Stored records:
▬▬▬▬▬▬▬▬▬▬
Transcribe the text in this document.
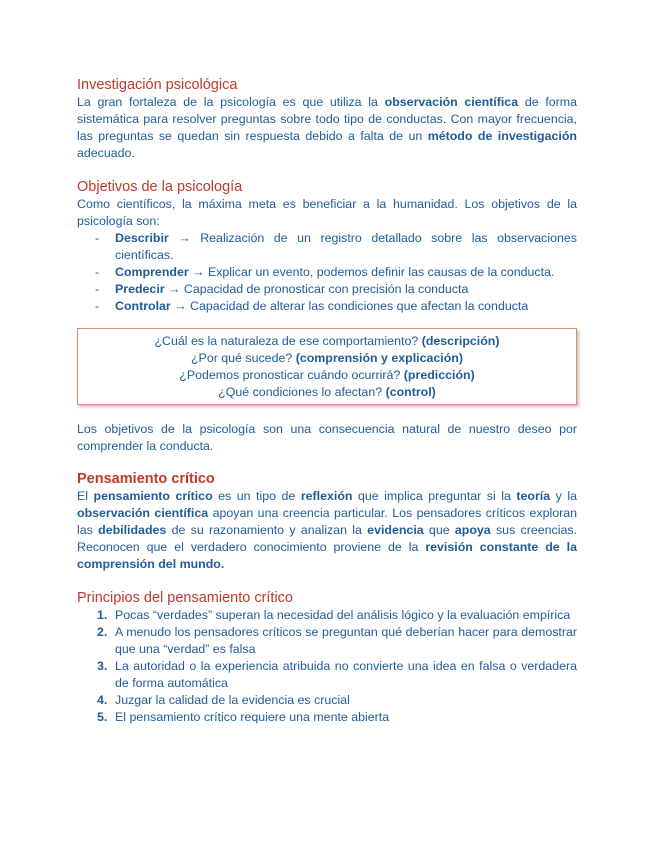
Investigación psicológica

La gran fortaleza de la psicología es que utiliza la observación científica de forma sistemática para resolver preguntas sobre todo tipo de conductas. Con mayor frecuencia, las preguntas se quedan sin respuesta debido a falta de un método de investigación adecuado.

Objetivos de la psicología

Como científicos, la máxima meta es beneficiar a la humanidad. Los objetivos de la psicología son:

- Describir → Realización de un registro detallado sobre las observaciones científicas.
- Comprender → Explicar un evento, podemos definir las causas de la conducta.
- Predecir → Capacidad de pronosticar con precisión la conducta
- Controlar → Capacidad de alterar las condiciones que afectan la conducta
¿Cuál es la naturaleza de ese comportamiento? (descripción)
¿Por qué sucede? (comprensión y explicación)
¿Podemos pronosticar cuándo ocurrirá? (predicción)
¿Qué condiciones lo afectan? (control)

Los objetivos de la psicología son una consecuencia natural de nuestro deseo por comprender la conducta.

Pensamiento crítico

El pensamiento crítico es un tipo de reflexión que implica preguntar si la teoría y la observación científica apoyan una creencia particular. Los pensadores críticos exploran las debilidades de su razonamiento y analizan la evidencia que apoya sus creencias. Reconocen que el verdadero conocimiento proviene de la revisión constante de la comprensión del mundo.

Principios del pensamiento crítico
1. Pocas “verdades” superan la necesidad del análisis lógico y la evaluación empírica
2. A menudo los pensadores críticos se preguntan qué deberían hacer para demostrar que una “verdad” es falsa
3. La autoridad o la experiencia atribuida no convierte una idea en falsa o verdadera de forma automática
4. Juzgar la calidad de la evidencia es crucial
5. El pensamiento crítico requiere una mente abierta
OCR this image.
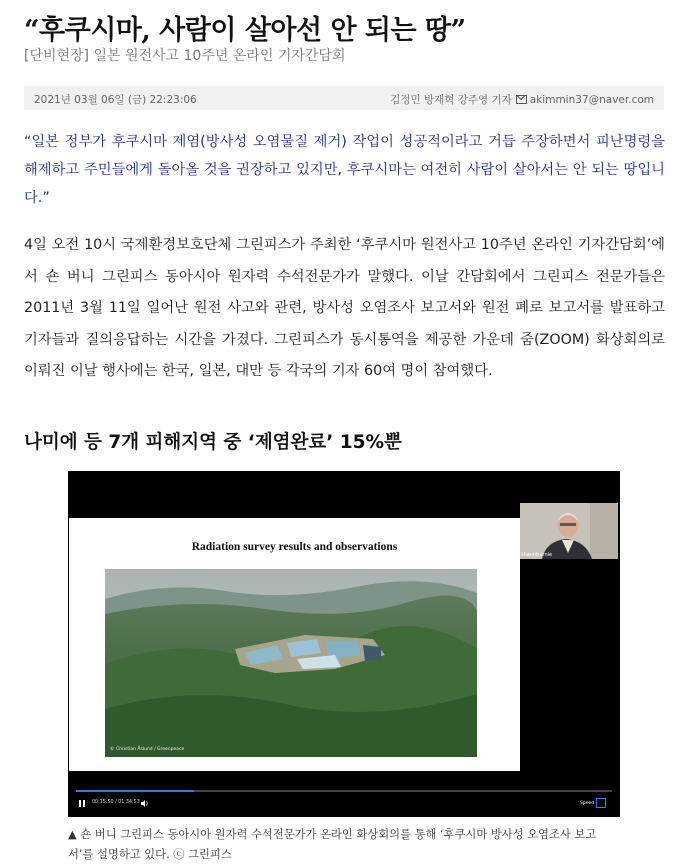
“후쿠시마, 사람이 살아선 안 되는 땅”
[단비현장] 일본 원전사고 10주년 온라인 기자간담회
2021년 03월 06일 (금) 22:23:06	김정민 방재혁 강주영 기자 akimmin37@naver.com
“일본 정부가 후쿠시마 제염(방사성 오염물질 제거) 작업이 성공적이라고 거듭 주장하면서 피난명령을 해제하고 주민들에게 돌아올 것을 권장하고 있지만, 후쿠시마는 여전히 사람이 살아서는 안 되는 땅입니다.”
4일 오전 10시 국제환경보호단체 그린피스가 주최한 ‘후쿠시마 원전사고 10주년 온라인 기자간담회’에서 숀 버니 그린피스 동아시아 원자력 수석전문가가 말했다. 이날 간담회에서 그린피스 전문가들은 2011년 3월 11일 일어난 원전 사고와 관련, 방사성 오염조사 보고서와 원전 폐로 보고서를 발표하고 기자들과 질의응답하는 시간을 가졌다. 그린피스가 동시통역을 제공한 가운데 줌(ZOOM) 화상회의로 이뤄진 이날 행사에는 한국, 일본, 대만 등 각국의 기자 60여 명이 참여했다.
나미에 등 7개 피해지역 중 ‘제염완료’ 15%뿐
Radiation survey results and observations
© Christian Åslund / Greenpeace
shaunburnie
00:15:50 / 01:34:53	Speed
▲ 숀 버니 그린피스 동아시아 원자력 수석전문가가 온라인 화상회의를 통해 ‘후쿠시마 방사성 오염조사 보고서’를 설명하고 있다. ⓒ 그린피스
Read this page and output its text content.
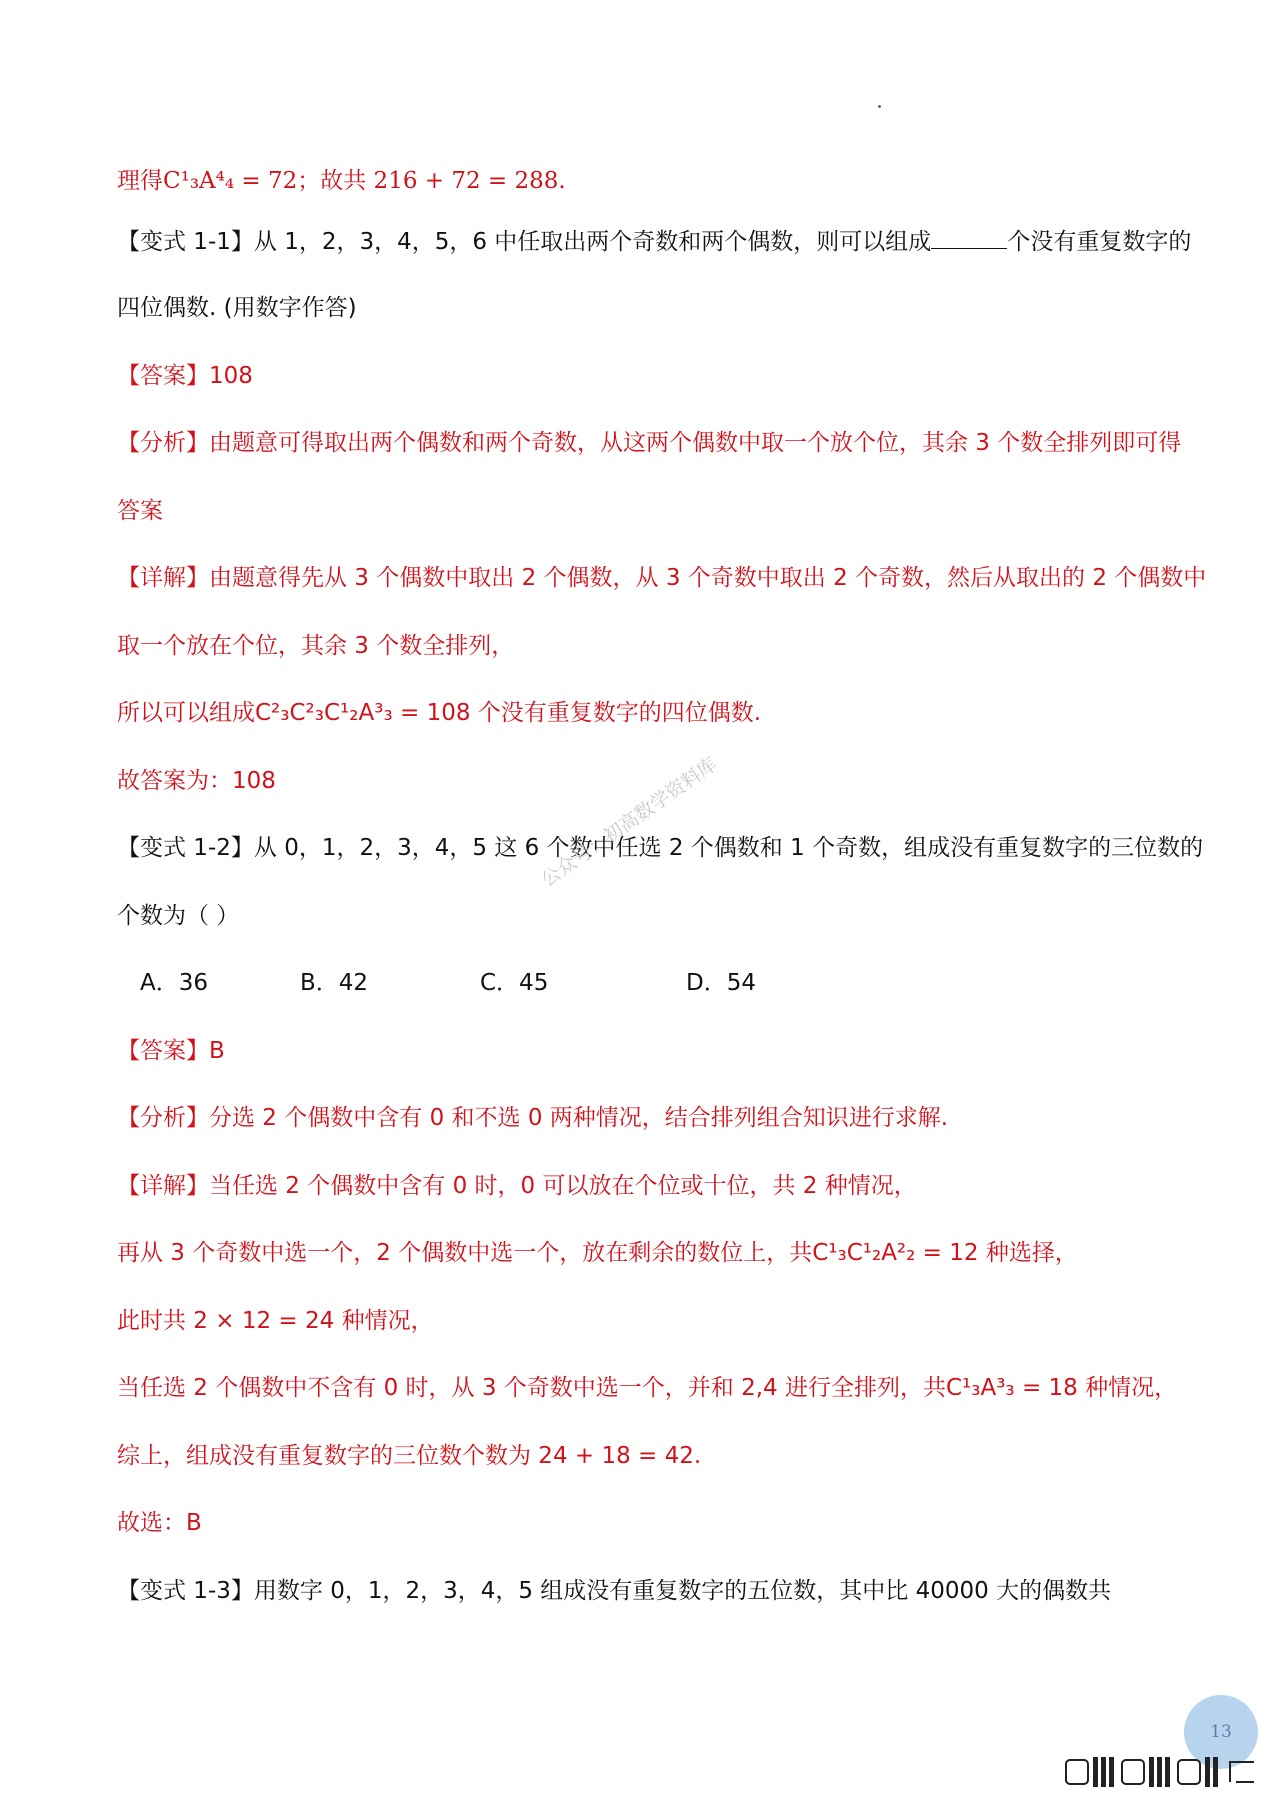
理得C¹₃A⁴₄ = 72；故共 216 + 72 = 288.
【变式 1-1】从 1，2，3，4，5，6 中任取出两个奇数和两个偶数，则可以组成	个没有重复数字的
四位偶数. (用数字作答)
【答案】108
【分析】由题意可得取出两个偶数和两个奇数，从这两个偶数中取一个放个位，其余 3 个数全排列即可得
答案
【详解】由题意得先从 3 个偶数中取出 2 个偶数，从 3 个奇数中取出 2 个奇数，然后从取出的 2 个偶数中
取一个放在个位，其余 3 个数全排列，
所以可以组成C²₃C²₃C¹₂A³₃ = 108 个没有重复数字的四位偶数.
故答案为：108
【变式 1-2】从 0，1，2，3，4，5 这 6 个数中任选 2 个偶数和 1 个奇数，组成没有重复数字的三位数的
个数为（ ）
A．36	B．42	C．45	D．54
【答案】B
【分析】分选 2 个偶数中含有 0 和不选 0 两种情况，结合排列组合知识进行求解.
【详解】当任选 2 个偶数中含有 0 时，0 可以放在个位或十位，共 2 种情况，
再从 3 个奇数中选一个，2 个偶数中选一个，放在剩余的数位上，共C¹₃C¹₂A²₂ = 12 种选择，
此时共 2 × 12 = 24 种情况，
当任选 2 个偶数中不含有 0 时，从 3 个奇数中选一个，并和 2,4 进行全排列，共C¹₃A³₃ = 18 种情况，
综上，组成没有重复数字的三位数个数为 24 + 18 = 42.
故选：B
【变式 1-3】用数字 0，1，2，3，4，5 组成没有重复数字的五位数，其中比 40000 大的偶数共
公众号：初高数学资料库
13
▬▬▬▬▬▬▬▬▬▬
◆ **Task to carry out**
Copy every entry word for word, but omit the pictures.

◆ **Written reply**
Transcribe the text in this document.
Investigación psicológica

La gran fortaleza de la psicología es que utiliza la observación científica de forma sistemática para resolver preguntas sobre todo tipo de conductas. Con mayor frecuencia, las preguntas se quedan sin respuesta debido a falta de un método de investigación adecuado.

Objetivos de la psicología

Como científicos, la máxima meta es beneficiar a la humanidad. Los objetivos de la psicología son:

- Describir → Realización de un registro detallado sobre las observaciones científicas.
- Comprender → Explicar un evento, podemos definir las causas de la conducta.
- Predecir → Capacidad de pronosticar con precisión la conducta
- Controlar → Capacidad de alterar las condiciones que afectan la conducta
¿Cuál es la naturaleza de ese comportamiento? (descripción)
¿Por qué sucede? (comprensión y explicación)
¿Podemos pronosticar cuándo ocurrirá? (predicción)
¿Qué condiciones lo afectan? (control)

Los objetivos de la psicología son una consecuencia natural de nuestro deseo por comprender la conducta.

Pensamiento crítico

El pensamiento crítico es un tipo de reflexión que implica preguntar si la teoría y la observación científica apoyan una creencia particular. Los pensadores críticos exploran las debilidades de su razonamiento y analizan la evidencia que apoya sus creencias. Reconocen que el verdadero conocimiento proviene de la revisión constante de la comprensión del mundo.

Principios del pensamiento crítico
1. Pocas “verdades” superan la necesidad del análisis lógico y la evaluación empírica
2. A menudo los pensadores críticos se preguntan qué deberían hacer para demostrar que una “verdad” es falsa
3. La autoridad o la experiencia atribuida no convierte una idea en falsa o verdadera de forma automática
4. Juzgar la calidad de la evidencia es crucial
5. El pensamiento crítico requiere una mente abierta
OCR this image.
“후쿠시마, 사람이 살아선 안 되는 땅”
[단비현장] 일본 원전사고 10주년 온라인 기자간담회
2021년 03월 06일 (금) 22:23:06	김정민 방재혁 강주영 기자 akimmin37@naver.com
“일본 정부가 후쿠시마 제염(방사성 오염물질 제거) 작업이 성공적이라고 거듭 주장하면서 피난명령을 해제하고 주민들에게 돌아올 것을 권장하고 있지만, 후쿠시마는 여전히 사람이 살아서는 안 되는 땅입니다.”
4일 오전 10시 국제환경보호단체 그린피스가 주최한 ‘후쿠시마 원전사고 10주년 온라인 기자간담회’에서 숀 버니 그린피스 동아시아 원자력 수석전문가가 말했다. 이날 간담회에서 그린피스 전문가들은 2011년 3월 11일 일어난 원전 사고와 관련, 방사성 오염조사 보고서와 원전 폐로 보고서를 발표하고 기자들과 질의응답하는 시간을 가졌다. 그린피스가 동시통역을 제공한 가운데 줌(ZOOM) 화상회의로 이뤄진 이날 행사에는 한국, 일본, 대만 등 각국의 기자 60여 명이 참여했다.
나미에 등 7개 피해지역 중 ‘제염완료’ 15%뿐
Radiation survey results and observations
© Christian Åslund / Greenpeace
shaunburnie
00:15:50 / 01:34:53	Speed
▲ 숀 버니 그린피스 동아시아 원자력 수석전문가가 온라인 화상회의를 통해 ‘후쿠시마 방사성 오염조사 보고서’를 설명하고 있다. ⓒ 그린피스
Read this page and output its text content.
理得C¹₃A⁴₄ = 72；故共 216 + 72 = 288.
【变式 1-1】从 1，2，3，4，5，6 中任取出两个奇数和两个偶数，则可以组成	个没有重复数字的
四位偶数. (用数字作答)
【答案】108
【分析】由题意可得取出两个偶数和两个奇数，从这两个偶数中取一个放个位，其余 3 个数全排列即可得
答案
【详解】由题意得先从 3 个偶数中取出 2 个偶数，从 3 个奇数中取出 2 个奇数，然后从取出的 2 个偶数中
取一个放在个位，其余 3 个数全排列，
所以可以组成C²₃C²₃C¹₂A³₃ = 108 个没有重复数字的四位偶数.
故答案为：108
【变式 1-2】从 0，1，2，3，4，5 这 6 个数中任选 2 个偶数和 1 个奇数，组成没有重复数字的三位数的
个数为（ ）
A．36	B．42	C．45	D．54
【答案】B
【分析】分选 2 个偶数中含有 0 和不选 0 两种情况，结合排列组合知识进行求解.
【详解】当任选 2 个偶数中含有 0 时，0 可以放在个位或十位，共 2 种情况，
再从 3 个奇数中选一个，2 个偶数中选一个，放在剩余的数位上，共C¹₃C¹₂A²₂ = 12 种选择，
此时共 2 × 12 = 24 种情况，
当任选 2 个偶数中不含有 0 时，从 3 个奇数中选一个，并和 2,4 进行全排列，共C¹₃A³₃ = 18 种情况，
综上，组成没有重复数字的三位数个数为 24 + 18 = 42.
故选：B
【变式 1-3】用数字 0，1，2，3，4，5 组成没有重复数字的五位数，其中比 40000 大的偶数共
公众号：初高数学资料库
13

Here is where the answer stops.